=== Data records ===

--

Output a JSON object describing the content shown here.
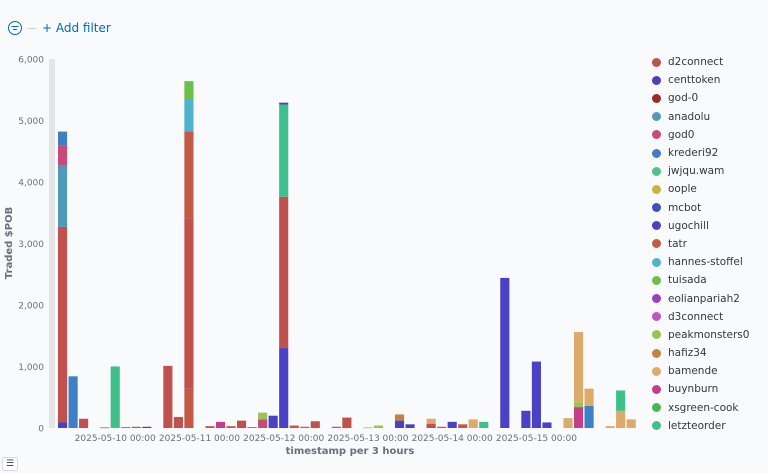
{
  "filter_bar": {
    "add_filter_label": "+ Add filter"
  },
  "legend": {
    "items": [
      {
        "label": "d2connect",
        "color": "#c1514c"
      },
      {
        "label": "centtoken",
        "color": "#4a3fbf"
      },
      {
        "label": "god-0",
        "color": "#9c2a2a"
      },
      {
        "label": "anadolu",
        "color": "#4e9ab8"
      },
      {
        "label": "god0",
        "color": "#c84a7a"
      },
      {
        "label": "krederi92",
        "color": "#3f7fc6"
      },
      {
        "label": "jwjqu.wam",
        "color": "#4fc38c"
      },
      {
        "label": "oople",
        "color": "#c9b43c"
      },
      {
        "label": "mcbot",
        "color": "#3f4fbf"
      },
      {
        "label": "ugochill",
        "color": "#4a42c4"
      },
      {
        "label": "tatr",
        "color": "#c25a45"
      },
      {
        "label": "hannes-stoffel",
        "color": "#4fb3cf"
      },
      {
        "label": "tuisada",
        "color": "#6cc04a"
      },
      {
        "label": "eolianpariah2",
        "color": "#9b3fc1"
      },
      {
        "label": "d3connect",
        "color": "#c054c4"
      },
      {
        "label": "peakmonsters0",
        "color": "#9ac452"
      },
      {
        "label": "hafiz34",
        "color": "#c6823c"
      },
      {
        "label": "bamende",
        "color": "#dcaa6a"
      },
      {
        "label": "buynburn",
        "color": "#c43f8a"
      },
      {
        "label": "xsgreen-cook",
        "color": "#45b84f"
      },
      {
        "label": "letzteorder",
        "color": "#3fbf8a"
      }
    ]
  },
  "chart_data": {
    "type": "bar",
    "stacked": true,
    "ylabel": "Traded $POB",
    "xlabel": "timestamp per 3 hours",
    "ylim": [
      0,
      6000
    ],
    "yticks": [
      0,
      1000,
      2000,
      3000,
      4000,
      5000,
      6000
    ],
    "ytick_labels": [
      "0",
      "1,000",
      "2,000",
      "3,000",
      "4,000",
      "5,000",
      "6,000"
    ],
    "x_tick_labels": [
      "2025-05-10 00:00",
      "2025-05-11 00:00",
      "2025-05-12 00:00",
      "2025-05-13 00:00",
      "2025-05-14 00:00",
      "2025-05-15 00:00"
    ],
    "x_tick_bar_index": [
      5,
      13,
      21,
      29,
      37,
      45
    ],
    "bar_count": 57,
    "bars": [
      [
        {
          "s": "ugochill",
          "v": 90
        },
        {
          "s": "d2connect",
          "v": 3180
        },
        {
          "s": "anadolu",
          "v": 1000
        },
        {
          "s": "god0",
          "v": 330
        },
        {
          "s": "krederi92",
          "v": 220
        }
      ],
      [
        {
          "s": "krederi92",
          "v": 840
        }
      ],
      [
        {
          "s": "d2connect",
          "v": 150
        }
      ],
      [],
      [
        {
          "s": "tatr",
          "v": 10
        }
      ],
      [
        {
          "s": "letzteorder",
          "v": 1000
        }
      ],
      [
        {
          "s": "tatr",
          "v": 15
        }
      ],
      [
        {
          "s": "tatr",
          "v": 20
        }
      ],
      [
        {
          "s": "ugochill",
          "v": 20
        }
      ],
      [],
      [
        {
          "s": "d2connect",
          "v": 1010
        }
      ],
      [
        {
          "s": "d2connect",
          "v": 180
        }
      ],
      [
        {
          "s": "tatr",
          "v": 640
        },
        {
          "s": "d2connect",
          "v": 2760
        },
        {
          "s": "tatr",
          "v": 1420
        },
        {
          "s": "hannes-stoffel",
          "v": 530
        },
        {
          "s": "tuisada",
          "v": 290
        }
      ],
      [],
      [
        {
          "s": "tatr",
          "v": 30
        }
      ],
      [
        {
          "s": "buynburn",
          "v": 100
        }
      ],
      [
        {
          "s": "tatr",
          "v": 30
        }
      ],
      [
        {
          "s": "d2connect",
          "v": 120
        }
      ],
      [
        {
          "s": "tatr",
          "v": 15
        }
      ],
      [
        {
          "s": "god0",
          "v": 140
        },
        {
          "s": "peakmonsters0",
          "v": 110
        }
      ],
      [
        {
          "s": "ugochill",
          "v": 200
        }
      ],
      [
        {
          "s": "ugochill",
          "v": 1300
        },
        {
          "s": "d2connect",
          "v": 2460
        },
        {
          "s": "letzteorder",
          "v": 1500
        },
        {
          "s": "ugochill",
          "v": 30
        }
      ],
      [
        {
          "s": "tatr",
          "v": 40
        }
      ],
      [
        {
          "s": "tatr",
          "v": 20
        }
      ],
      [
        {
          "s": "d2connect",
          "v": 110
        }
      ],
      [],
      [
        {
          "s": "tatr",
          "v": 20
        }
      ],
      [
        {
          "s": "d2connect",
          "v": 170
        }
      ],
      [],
      [
        {
          "s": "oople",
          "v": 10
        }
      ],
      [
        {
          "s": "peakmonsters0",
          "v": 40
        }
      ],
      [],
      [
        {
          "s": "ugochill",
          "v": 120
        },
        {
          "s": "hafiz34",
          "v": 100
        }
      ],
      [
        {
          "s": "ugochill",
          "v": 60
        }
      ],
      [],
      [
        {
          "s": "d2connect",
          "v": 70
        },
        {
          "s": "bamende",
          "v": 80
        }
      ],
      [
        {
          "s": "tatr",
          "v": 20
        }
      ],
      [
        {
          "s": "ugochill",
          "v": 100
        }
      ],
      [
        {
          "s": "tatr",
          "v": 60
        }
      ],
      [
        {
          "s": "bamende",
          "v": 140
        }
      ],
      [
        {
          "s": "letzteorder",
          "v": 100
        }
      ],
      [],
      [
        {
          "s": "ugochill",
          "v": 2440
        }
      ],
      [],
      [
        {
          "s": "ugochill",
          "v": 280
        }
      ],
      [
        {
          "s": "ugochill",
          "v": 1080
        }
      ],
      [
        {
          "s": "ugochill",
          "v": 90
        }
      ],
      [],
      [
        {
          "s": "bamende",
          "v": 160
        }
      ],
      [
        {
          "s": "buynburn",
          "v": 340
        },
        {
          "s": "peakmonsters0",
          "v": 80
        },
        {
          "s": "bamende",
          "v": 1140
        }
      ],
      [
        {
          "s": "krederi92",
          "v": 360
        },
        {
          "s": "bamende",
          "v": 280
        }
      ],
      [],
      [
        {
          "s": "bamende",
          "v": 30
        }
      ],
      [
        {
          "s": "bamende",
          "v": 280
        },
        {
          "s": "letzteorder",
          "v": 330
        }
      ],
      [
        {
          "s": "bamende",
          "v": 140
        }
      ],
      [],
      []
    ]
  }
}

--

=== Task goal ===
Transcribe the records above exactly, leaving out every picture.

=== Finished exercise ===
Output a JSON object describing the content shown here.
{
  "filter_bar": {
    "add_filter_label": "+ Add filter"
  },
  "legend": {
    "items": [
      {
        "label": "d2connect",
        "color": "#c1514c"
      },
      {
        "label": "centtoken",
        "color": "#4a3fbf"
      },
      {
        "label": "god-0",
        "color": "#9c2a2a"
      },
      {
        "label": "anadolu",
        "color": "#4e9ab8"
      },
      {
        "label": "god0",
        "color": "#c84a7a"
      },
      {
        "label": "krederi92",
        "color": "#3f7fc6"
      },
      {
        "label": "jwjqu.wam",
        "color": "#4fc38c"
      },
      {
        "label": "oople",
        "color": "#c9b43c"
      },
      {
        "label": "mcbot",
        "color": "#3f4fbf"
      },
      {
        "label": "ugochill",
        "color": "#4a42c4"
      },
      {
        "label": "tatr",
        "color": "#c25a45"
      },
      {
        "label": "hannes-stoffel",
        "color": "#4fb3cf"
      },
      {
        "label": "tuisada",
        "color": "#6cc04a"
      },
      {
        "label": "eolianpariah2",
        "color": "#9b3fc1"
      },
      {
        "label": "d3connect",
        "color": "#c054c4"
      },
      {
        "label": "peakmonsters0",
        "color": "#9ac452"
      },
      {
        "label": "hafiz34",
        "color": "#c6823c"
      },
      {
        "label": "bamende",
        "color": "#dcaa6a"
      },
      {
        "label": "buynburn",
        "color": "#c43f8a"
      },
      {
        "label": "xsgreen-cook",
        "color": "#45b84f"
      },
      {
        "label": "letzteorder",
        "color": "#3fbf8a"
      }
    ]
  },
  "chart_data": {
    "type": "bar",
    "stacked": true,
    "ylabel": "Traded $POB",
    "xlabel": "timestamp per 3 hours",
    "ylim": [
      0,
      6000
    ],
    "yticks": [
      0,
      1000,
      2000,
      3000,
      4000,
      5000,
      6000
    ],
    "ytick_labels": [
      "0",
      "1,000",
      "2,000",
      "3,000",
      "4,000",
      "5,000",
      "6,000"
    ],
    "x_tick_labels": [
      "2025-05-10 00:00",
      "2025-05-11 00:00",
      "2025-05-12 00:00",
      "2025-05-13 00:00",
      "2025-05-14 00:00",
      "2025-05-15 00:00"
    ],
    "x_tick_bar_index": [
      5,
      13,
      21,
      29,
      37,
      45
    ],
    "bar_count": 57,
    "bars": [
      [
        {
          "s": "ugochill",
          "v": 90
        },
        {
          "s": "d2connect",
          "v": 3180
        },
        {
          "s": "anadolu",
          "v": 1000
        },
        {
          "s": "god0",
          "v": 330
        },
        {
          "s": "krederi92",
          "v": 220
        }
      ],
      [
        {
          "s": "krederi92",
          "v": 840
        }
      ],
      [
        {
          "s": "d2connect",
          "v": 150
        }
      ],
      [],
      [
        {
          "s": "tatr",
          "v": 10
        }
      ],
      [
        {
          "s": "letzteorder",
          "v": 1000
        }
      ],
      [
        {
          "s": "tatr",
          "v": 15
        }
      ],
      [
        {
          "s": "tatr",
          "v": 20
        }
      ],
      [
        {
          "s": "ugochill",
          "v": 20
        }
      ],
      [],
      [
        {
          "s": "d2connect",
          "v": 1010
        }
      ],
      [
        {
          "s": "d2connect",
          "v": 180
        }
      ],
      [
        {
          "s": "tatr",
          "v": 640
        },
        {
          "s": "d2connect",
          "v": 2760
        },
        {
          "s": "tatr",
          "v": 1420
        },
        {
          "s": "hannes-stoffel",
          "v": 530
        },
        {
          "s": "tuisada",
          "v": 290
        }
      ],
      [],
      [
        {
          "s": "tatr",
          "v": 30
        }
      ],
      [
        {
          "s": "buynburn",
          "v": 100
        }
      ],
      [
        {
          "s": "tatr",
          "v": 30
        }
      ],
      [
        {
          "s": "d2connect",
          "v": 120
        }
      ],
      [
        {
          "s": "tatr",
          "v": 15
        }
      ],
      [
        {
          "s": "god0",
          "v": 140
        },
        {
          "s": "peakmonsters0",
          "v": 110
        }
      ],
      [
        {
          "s": "ugochill",
          "v": 200
        }
      ],
      [
        {
          "s": "ugochill",
          "v": 1300
        },
        {
          "s": "d2connect",
          "v": 2460
        },
        {
          "s": "letzteorder",
          "v": 1500
        },
        {
          "s": "ugochill",
          "v": 30
        }
      ],
      [
        {
          "s": "tatr",
          "v": 40
        }
      ],
      [
        {
          "s": "tatr",
          "v": 20
        }
      ],
      [
        {
          "s": "d2connect",
          "v": 110
        }
      ],
      [],
      [
        {
          "s": "tatr",
          "v": 20
        }
      ],
      [
        {
          "s": "d2connect",
          "v": 170
        }
      ],
      [],
      [
        {
          "s": "oople",
          "v": 10
        }
      ],
      [
        {
          "s": "peakmonsters0",
          "v": 40
        }
      ],
      [],
      [
        {
          "s": "ugochill",
          "v": 120
        },
        {
          "s": "hafiz34",
          "v": 100
        }
      ],
      [
        {
          "s": "ugochill",
          "v": 60
        }
      ],
      [],
      [
        {
          "s": "d2connect",
          "v": 70
        },
        {
          "s": "bamende",
          "v": 80
        }
      ],
      [
        {
          "s": "tatr",
          "v": 20
        }
      ],
      [
        {
          "s": "ugochill",
          "v": 100
        }
      ],
      [
        {
          "s": "tatr",
          "v": 60
        }
      ],
      [
        {
          "s": "bamende",
          "v": 140
        }
      ],
      [
        {
          "s": "letzteorder",
          "v": 100
        }
      ],
      [],
      [
        {
          "s": "ugochill",
          "v": 2440
        }
      ],
      [],
      [
        {
          "s": "ugochill",
          "v": 280
        }
      ],
      [
        {
          "s": "ugochill",
          "v": 1080
        }
      ],
      [
        {
          "s": "ugochill",
          "v": 90
        }
      ],
      [],
      [
        {
          "s": "bamende",
          "v": 160
        }
      ],
      [
        {
          "s": "buynburn",
          "v": 340
        },
        {
          "s": "peakmonsters0",
          "v": 80
        },
        {
          "s": "bamende",
          "v": 1140
        }
      ],
      [
        {
          "s": "krederi92",
          "v": 360
        },
        {
          "s": "bamende",
          "v": 280
        }
      ],
      [],
      [
        {
          "s": "bamende",
          "v": 30
        }
      ],
      [
        {
          "s": "bamende",
          "v": 280
        },
        {
          "s": "letzteorder",
          "v": 330
        }
      ],
      [
        {
          "s": "bamende",
          "v": 140
        }
      ],
      [],
      []
    ]
  }
}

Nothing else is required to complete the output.